> _Source_

We conclude that Stattelman's request that Draack end any telephone conversation and put down the phone so that Stattelman could talk to him did not constitute a seizure. Stattelman did not stop Draack's truck, did not block the truck, activated the emergency lights only for safety purposes, did not display a weapon or other show of force, did not touch Draack, and did not create any other circumstance that would lead Draack to believe that he was not free to leave. The district court credited Stattelman's testimony that Draack was not talking on his cell phone when Stattelman approached the truck, and the district court did not credit Draack's testimony that Stattelman reached in, turned off the ignition, and took his keys. And we conclude that neither Stattelman's brief conversation asking Draack if he had been hunting, fishing, or trapping, nor the request for identification, constituted a seizure.

A request for identification is not always a seizure. Pfannenstein, 525 N.W.2d at 588 (holding that the defendant was not subjected to a seizure when the police officer asked for his license after the defendant first told the officer that he was having problems with his motorcycle, the officer did not prevent the defendant from leaving, and the officer made only a single request for the license). Under the "totality of the circumstances" test, the more intrusive a request for identification is, the more likely that it will be considered an investigative stop and, thus, a seizure. But all the circumstances of the encounter must be considered. Id. at 589. "[I]t is likely to be a seizure if a person is ordered out of a vehicle, or the police engage in some other action or show of authority which one would not expect between two private citizens." State v. Day, 461 N.W.2d 404, 407 (Minn. App. 1990), review denied (Minn. Dec. 20, 1990). In this case, Stattelman was already conversing with Draack, who was in a vehicle that was parked in a public place, when Stattelman asked to see Draack's identification. There was no evidence that Stattelman displayed any kind of authority or exercised intimidating conduct over Draack at the time of this request.

And, even if the request for identification could be construed as a seizure in this case, Officer Stattelman had observed a box of ammunition lying on top of a jacket on the passenger side of the vehicle before he asked Draack for identification. This observation, together with the circumstances of the location of Draack's vehicle at dawn on the opening day of rifle deer hunting season and Stattelman's knowledge that Draack was prohibited from hunting, constituted reasonable, articulable suspicion that Draack was involved in, or about to be involved in, criminal activity, justifying any possible seizure that could be said to result from the officer's verification that the individual he was talking to was, in fact, Draack. We conclude that the district court did not err by denying Draack's motion to suppress evidence of the firearm.

II. Sentencing

Draack sought a downward departure from the presumptive guidelines sentence of 60 months in prison, arguing that (1) the statutes concerning possession of a firearm by a felon did not contemplate prosecution of this kind of defendant for this kind of violation and (2) the district court failed to take into account the existence of mitigating factors.

> _Entries_
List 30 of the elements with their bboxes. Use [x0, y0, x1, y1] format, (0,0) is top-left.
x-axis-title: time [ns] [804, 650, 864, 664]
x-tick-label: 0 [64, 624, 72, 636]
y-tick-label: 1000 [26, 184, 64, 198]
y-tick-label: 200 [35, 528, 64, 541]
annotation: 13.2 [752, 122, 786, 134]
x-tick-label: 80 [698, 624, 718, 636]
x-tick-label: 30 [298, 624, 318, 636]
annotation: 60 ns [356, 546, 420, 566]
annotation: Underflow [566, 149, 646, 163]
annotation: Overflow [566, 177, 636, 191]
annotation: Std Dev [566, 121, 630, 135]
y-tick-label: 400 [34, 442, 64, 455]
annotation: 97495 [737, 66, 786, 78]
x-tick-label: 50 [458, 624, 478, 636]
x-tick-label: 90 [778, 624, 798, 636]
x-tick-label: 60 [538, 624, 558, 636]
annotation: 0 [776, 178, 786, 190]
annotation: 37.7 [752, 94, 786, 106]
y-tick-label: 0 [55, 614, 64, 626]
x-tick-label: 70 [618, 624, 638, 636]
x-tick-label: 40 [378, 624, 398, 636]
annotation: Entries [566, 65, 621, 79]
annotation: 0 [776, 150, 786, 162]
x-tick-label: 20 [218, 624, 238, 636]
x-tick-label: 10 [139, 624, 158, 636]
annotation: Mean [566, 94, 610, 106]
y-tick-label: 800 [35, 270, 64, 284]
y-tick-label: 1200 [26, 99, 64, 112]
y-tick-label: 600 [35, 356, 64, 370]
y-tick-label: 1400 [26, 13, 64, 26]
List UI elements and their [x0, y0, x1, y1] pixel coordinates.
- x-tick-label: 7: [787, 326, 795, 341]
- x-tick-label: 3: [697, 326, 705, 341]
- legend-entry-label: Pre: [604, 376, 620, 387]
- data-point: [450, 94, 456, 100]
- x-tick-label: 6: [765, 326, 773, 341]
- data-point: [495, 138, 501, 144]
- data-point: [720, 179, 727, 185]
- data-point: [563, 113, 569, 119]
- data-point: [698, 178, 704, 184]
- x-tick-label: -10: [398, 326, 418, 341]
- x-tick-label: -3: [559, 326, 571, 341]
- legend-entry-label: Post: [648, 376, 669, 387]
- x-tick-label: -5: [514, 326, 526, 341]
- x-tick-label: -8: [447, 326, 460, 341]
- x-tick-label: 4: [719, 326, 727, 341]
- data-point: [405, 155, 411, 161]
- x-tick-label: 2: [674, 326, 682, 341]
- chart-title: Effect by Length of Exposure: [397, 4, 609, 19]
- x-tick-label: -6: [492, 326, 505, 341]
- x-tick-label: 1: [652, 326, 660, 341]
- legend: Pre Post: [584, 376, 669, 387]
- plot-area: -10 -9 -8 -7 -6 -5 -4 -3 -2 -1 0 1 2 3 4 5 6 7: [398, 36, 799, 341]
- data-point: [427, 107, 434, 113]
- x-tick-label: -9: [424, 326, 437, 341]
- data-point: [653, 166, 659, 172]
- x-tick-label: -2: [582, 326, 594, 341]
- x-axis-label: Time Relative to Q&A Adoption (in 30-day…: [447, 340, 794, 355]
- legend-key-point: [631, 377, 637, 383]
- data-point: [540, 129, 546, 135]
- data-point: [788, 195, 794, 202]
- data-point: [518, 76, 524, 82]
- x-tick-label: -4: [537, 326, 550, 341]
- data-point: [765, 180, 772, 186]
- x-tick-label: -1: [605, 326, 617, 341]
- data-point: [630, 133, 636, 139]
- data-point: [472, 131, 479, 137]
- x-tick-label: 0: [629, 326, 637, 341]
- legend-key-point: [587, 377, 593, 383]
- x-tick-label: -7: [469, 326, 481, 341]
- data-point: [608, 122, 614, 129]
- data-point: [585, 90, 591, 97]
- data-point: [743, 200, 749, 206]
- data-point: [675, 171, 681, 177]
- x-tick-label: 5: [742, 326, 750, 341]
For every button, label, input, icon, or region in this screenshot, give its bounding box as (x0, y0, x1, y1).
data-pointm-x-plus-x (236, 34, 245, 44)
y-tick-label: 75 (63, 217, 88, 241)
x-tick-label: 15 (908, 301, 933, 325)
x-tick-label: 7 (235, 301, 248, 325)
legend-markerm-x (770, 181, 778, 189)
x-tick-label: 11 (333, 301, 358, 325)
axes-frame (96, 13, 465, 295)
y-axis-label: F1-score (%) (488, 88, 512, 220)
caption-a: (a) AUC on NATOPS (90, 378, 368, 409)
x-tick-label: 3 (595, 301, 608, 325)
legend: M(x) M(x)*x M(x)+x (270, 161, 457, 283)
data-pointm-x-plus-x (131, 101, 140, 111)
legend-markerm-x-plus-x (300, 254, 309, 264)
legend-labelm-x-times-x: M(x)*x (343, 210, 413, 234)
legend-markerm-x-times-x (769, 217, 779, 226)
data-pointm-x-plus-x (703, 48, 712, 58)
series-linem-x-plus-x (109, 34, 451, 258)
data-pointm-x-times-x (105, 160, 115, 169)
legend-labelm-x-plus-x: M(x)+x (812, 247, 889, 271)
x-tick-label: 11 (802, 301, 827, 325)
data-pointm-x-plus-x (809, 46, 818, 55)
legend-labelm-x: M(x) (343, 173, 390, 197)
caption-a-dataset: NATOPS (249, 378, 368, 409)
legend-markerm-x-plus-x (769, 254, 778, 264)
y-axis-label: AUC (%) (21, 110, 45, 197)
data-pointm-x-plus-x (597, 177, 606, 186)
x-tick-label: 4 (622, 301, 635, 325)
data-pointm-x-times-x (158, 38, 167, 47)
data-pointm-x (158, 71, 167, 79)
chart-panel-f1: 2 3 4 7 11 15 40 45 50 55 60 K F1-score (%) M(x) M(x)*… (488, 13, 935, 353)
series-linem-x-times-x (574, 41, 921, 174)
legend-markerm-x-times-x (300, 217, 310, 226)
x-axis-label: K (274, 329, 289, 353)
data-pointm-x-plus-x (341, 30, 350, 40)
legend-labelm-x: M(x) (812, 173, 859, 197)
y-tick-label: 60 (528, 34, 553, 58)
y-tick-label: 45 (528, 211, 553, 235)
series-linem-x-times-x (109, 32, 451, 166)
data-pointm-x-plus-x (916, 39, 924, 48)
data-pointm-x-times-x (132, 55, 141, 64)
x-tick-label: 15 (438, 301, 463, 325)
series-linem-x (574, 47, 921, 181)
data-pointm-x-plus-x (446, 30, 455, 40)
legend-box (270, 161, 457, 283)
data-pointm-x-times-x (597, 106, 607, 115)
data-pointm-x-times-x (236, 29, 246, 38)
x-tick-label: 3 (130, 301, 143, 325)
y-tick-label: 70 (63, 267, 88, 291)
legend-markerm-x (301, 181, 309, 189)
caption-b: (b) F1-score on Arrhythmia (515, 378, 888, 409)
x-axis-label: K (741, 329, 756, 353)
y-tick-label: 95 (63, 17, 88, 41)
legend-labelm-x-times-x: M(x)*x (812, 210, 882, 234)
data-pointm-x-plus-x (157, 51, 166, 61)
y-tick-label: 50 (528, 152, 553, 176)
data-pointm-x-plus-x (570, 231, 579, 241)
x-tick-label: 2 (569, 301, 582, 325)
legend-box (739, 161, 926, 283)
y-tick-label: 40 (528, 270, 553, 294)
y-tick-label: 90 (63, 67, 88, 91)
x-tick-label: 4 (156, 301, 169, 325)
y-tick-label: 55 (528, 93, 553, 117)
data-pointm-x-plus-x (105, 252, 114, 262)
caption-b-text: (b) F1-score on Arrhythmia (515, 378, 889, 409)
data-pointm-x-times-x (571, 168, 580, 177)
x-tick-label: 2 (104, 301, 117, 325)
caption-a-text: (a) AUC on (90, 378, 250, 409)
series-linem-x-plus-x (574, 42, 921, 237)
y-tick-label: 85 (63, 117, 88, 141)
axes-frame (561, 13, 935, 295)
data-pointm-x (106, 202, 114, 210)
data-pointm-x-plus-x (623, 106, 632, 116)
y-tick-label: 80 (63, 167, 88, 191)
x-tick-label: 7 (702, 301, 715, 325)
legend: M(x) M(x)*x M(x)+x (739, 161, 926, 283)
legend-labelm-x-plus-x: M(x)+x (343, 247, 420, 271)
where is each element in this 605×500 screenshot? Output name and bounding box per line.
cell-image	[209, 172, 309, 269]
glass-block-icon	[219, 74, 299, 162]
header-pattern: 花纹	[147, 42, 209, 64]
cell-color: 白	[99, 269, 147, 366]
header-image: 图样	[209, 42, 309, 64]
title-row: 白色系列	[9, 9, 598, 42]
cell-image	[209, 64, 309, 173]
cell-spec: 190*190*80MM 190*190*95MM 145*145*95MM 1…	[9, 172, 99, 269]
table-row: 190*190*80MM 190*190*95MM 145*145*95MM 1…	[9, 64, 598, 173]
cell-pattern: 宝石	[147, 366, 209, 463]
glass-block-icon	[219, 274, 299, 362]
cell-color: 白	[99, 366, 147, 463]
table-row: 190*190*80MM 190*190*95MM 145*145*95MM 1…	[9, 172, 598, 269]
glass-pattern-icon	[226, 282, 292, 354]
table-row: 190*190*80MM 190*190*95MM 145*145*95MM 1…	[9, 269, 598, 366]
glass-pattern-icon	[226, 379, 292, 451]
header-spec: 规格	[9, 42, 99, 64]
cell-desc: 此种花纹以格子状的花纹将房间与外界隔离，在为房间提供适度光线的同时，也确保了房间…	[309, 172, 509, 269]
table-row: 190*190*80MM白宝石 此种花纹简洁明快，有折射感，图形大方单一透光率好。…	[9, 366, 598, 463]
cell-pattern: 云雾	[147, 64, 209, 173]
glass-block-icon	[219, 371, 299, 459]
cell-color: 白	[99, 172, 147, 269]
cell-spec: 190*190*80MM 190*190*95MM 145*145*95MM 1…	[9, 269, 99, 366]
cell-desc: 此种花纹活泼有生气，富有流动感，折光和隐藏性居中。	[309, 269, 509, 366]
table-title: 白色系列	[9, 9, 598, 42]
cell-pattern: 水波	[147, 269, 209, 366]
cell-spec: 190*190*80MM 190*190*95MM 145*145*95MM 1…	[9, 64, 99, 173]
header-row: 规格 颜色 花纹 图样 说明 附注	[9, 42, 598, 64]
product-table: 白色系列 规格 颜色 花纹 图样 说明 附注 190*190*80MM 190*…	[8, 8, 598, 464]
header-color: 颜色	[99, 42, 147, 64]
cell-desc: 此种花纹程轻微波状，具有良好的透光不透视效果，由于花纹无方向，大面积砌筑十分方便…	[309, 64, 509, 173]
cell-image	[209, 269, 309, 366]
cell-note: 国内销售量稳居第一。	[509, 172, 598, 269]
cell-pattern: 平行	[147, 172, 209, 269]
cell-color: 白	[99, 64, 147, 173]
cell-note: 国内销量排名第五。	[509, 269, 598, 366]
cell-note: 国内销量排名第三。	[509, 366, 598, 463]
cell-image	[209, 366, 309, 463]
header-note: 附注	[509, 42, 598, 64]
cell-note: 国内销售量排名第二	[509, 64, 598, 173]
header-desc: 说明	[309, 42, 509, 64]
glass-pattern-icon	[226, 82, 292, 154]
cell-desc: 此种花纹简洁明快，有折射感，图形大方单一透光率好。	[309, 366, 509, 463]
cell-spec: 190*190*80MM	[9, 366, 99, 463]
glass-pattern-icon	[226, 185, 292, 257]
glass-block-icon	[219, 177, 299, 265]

> _Written tasks_
1. In the rows, from their start through the line containing "y-tick-label: 200 [35, 528, 64, 541]", swap "bboxes" for "bounding boxes" and give that stretch again with nothing else changed.
2. Carry the opinion in Draack's case forward from its final sentence.
The rows have no connection to the court's opinion on Draack's appeal.

> _Answers for the exercise_
1.
List 30 of the elements with their bounding boxes. Use [x0, y0, x1, y1] format, (0,0) is top-left.
x-axis-title: time [ns] [804, 650, 864, 664]
x-tick-label: 0 [64, 624, 72, 636]
y-tick-label: 1000 [26, 184, 64, 198]
y-tick-label: 200 [35, 528, 64, 541]

2.
At sentencing, the district court must impose the presumptive guidelines sentence unless "substantial and compelling circumstances" warrant departure. State v. Jackson, 749 N.W.2d 353, 360 (Minn. 2008); see Minn. Sent. Guidelines II.D. The district court's sentencing decision is discretionary, and this court will reverse only for a clear abuse of discretion. State v. Oberg, 627 N.W.2d 721, 724 (Minn. App. 2001), review denied (Minn. Aug. 22, 2001). Even when reasons for departing downward from the presumptive guidelines exist, this court ordinarily will not alter the district court's sentencing decision. State v. Bertsch, 707 N.W.2d 660, 668 (Minn. 2006). Only in a rare case will an appellate court reverse the imposition of a presumptive sentence. State v. Kindem, 313 N.W.2d 6, 7 (Minn. 1981).

Draack's argument that the prohibition-on-felons-possessing-firearms statutes do not contemplate his circumstances is based on Draack's assertion that he did not know the gun was in the truck. But the jury found that Draack knowingly transported, possessed, or received a firearm, and the evidence in the record is sufficient to support this finding. Draack does not dispute that he is prohibited from possessing, receiving, or transporting a firearm, including a hunting rifle, under Minn. Stat. § 609.165, subd. 1b (a) ("Any person who has been convicted of a crime of violence, as defined in section 624.712, subdivision. 5, and who . . . possesses, or receives a firearm, commits a felony and may be sentenced to imprisonment for not more than 15 years . . . ."). Draack was convicted of a crime specifically identified in the statute as a crime of violence. The legislature plainly contemplated the statute's application to persons in Draack's circumstances.

Draack presented the district court with evidence of mitigating factors, including stable employment and family support, but the existence of mitigating factors does not mandate a downward sentencing departure or that we substitute our discretion for that of the sentencing court. When evaluating a district court's decision not to depart from the sentencing guidelines, "[a] `reviewing court may not interfere with the sentencing court's exercise of discretion, as long as the record shows the sentencing court carefully evaluated all the testimony and information presented before making a determination.'" State v. Pegel, 795 N.W.2d 251, 255 (Minn. App. 2011) (quoting Van Ruler, 378 N.W.2d 77, 80-81 (Minn. App. 1985)). If the district court considers reasons asserted for departure and chooses not to depart, it need not explain itself further. Van Ruler, 378 N.W.2d at 80. It is not enough for an appellant simply to point out that reasons for a downward departure exist. Bertsch, 707 N.W.2d at 668.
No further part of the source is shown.